> **Information given**
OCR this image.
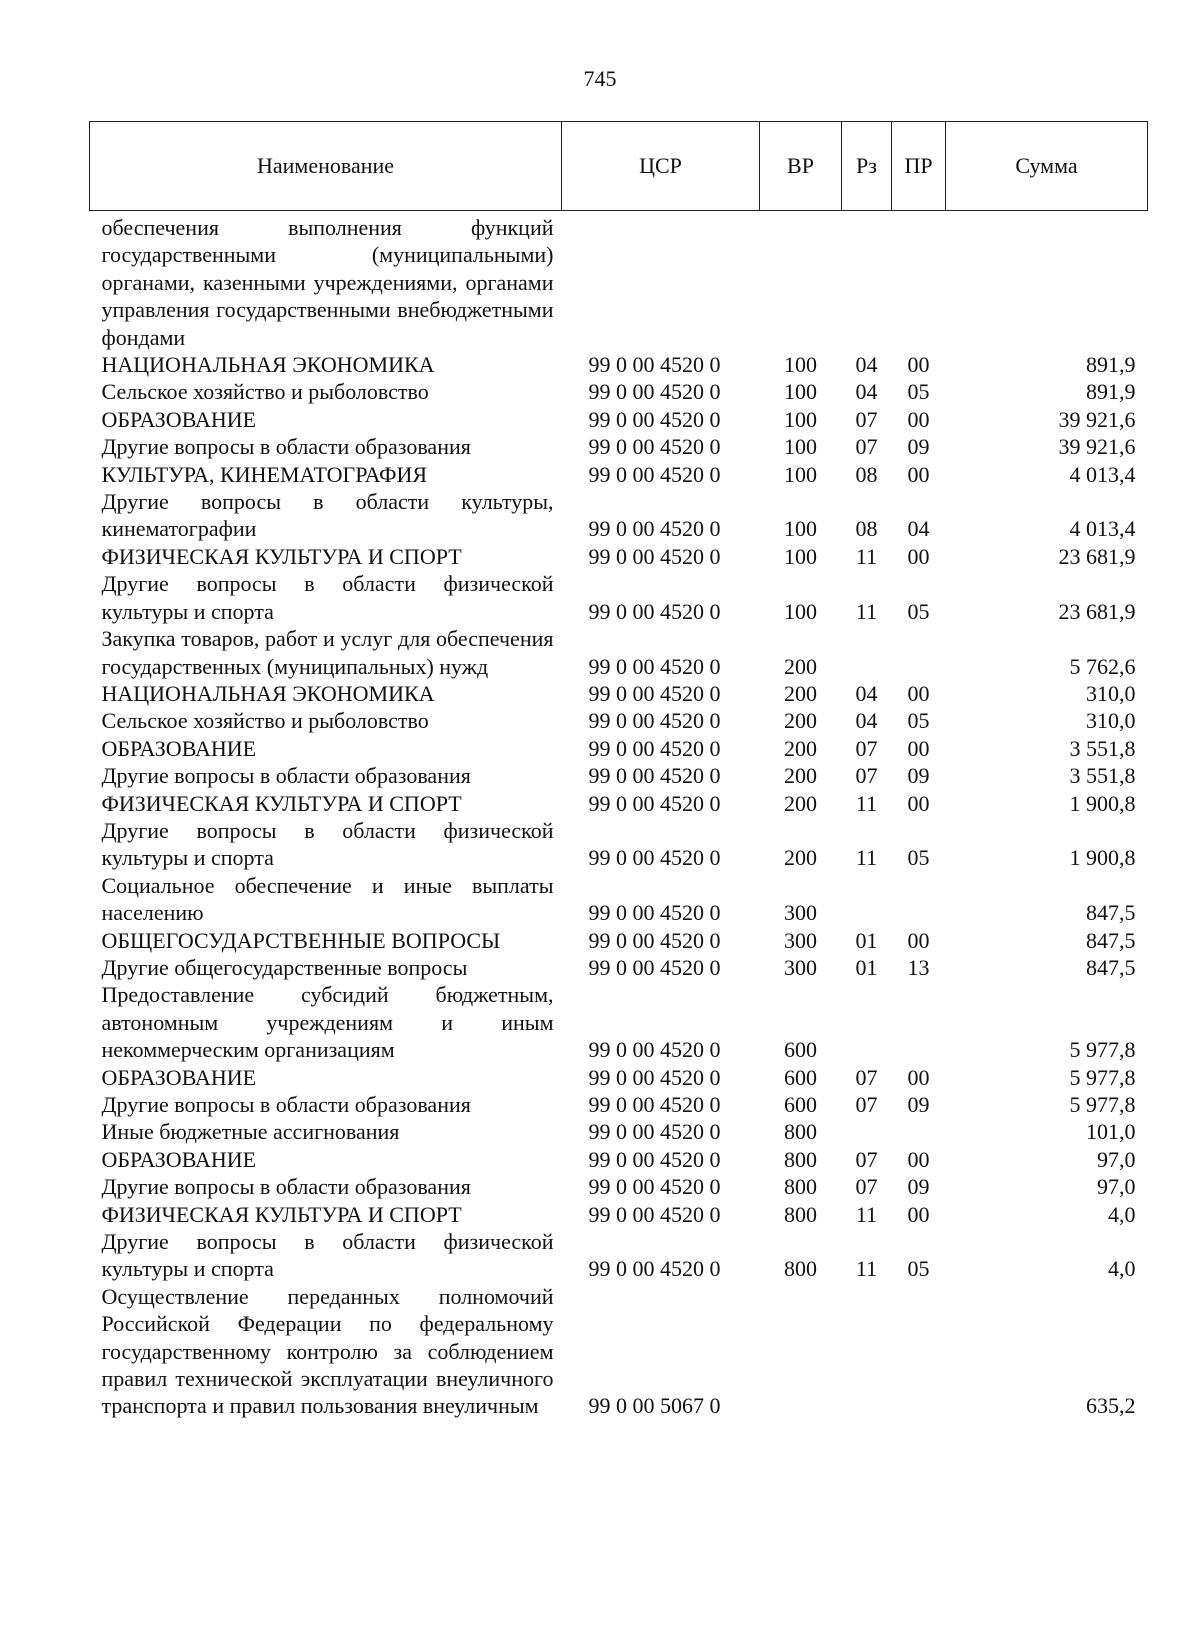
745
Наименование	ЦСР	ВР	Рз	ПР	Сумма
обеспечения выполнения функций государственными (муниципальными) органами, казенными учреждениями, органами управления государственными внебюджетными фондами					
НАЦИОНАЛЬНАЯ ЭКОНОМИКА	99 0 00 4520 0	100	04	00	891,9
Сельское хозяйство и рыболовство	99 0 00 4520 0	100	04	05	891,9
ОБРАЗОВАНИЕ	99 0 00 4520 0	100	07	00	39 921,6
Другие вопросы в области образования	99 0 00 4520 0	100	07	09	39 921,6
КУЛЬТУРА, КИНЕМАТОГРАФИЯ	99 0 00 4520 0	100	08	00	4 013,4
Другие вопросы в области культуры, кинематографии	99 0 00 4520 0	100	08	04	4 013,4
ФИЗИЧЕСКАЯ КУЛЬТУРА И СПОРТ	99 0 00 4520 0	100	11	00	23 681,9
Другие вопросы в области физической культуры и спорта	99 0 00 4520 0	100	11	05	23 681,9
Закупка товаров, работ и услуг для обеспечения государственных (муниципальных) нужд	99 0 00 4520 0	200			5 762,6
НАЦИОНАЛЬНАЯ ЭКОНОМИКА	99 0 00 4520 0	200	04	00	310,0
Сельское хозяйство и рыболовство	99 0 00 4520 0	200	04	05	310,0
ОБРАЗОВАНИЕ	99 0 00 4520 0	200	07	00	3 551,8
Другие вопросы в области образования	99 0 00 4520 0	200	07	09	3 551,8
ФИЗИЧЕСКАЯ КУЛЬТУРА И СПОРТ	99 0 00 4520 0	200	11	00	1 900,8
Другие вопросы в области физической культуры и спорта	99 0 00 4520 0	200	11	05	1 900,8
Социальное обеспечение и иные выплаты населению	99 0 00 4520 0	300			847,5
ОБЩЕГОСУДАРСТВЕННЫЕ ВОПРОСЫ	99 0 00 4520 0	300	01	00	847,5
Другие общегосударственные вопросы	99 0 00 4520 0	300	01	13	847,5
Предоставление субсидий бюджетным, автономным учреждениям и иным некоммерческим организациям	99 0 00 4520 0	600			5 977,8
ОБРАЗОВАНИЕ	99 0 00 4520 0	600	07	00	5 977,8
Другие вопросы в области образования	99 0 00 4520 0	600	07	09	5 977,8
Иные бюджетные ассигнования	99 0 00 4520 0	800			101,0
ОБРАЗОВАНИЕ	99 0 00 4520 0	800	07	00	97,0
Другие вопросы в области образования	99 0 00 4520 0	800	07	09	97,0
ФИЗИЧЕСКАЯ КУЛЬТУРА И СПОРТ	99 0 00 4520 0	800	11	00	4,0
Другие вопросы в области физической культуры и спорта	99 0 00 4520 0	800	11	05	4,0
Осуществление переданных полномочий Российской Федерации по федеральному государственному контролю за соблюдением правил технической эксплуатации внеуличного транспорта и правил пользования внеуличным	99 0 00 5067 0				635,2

> **Task requirements**
Every line of the records that includes the word "физической" should be gathered.

> **Exercise response**
Другие вопросы в области физической культуры и спорта	99 0 00 4520 0	100	11	05	23 681,9
Другие вопросы в области физической культуры и спорта	99 0 00 4520 0	200	11	05	1 900,8
Другие вопросы в области физической культуры и спорта	99 0 00 4520 0	800	11	05	4,0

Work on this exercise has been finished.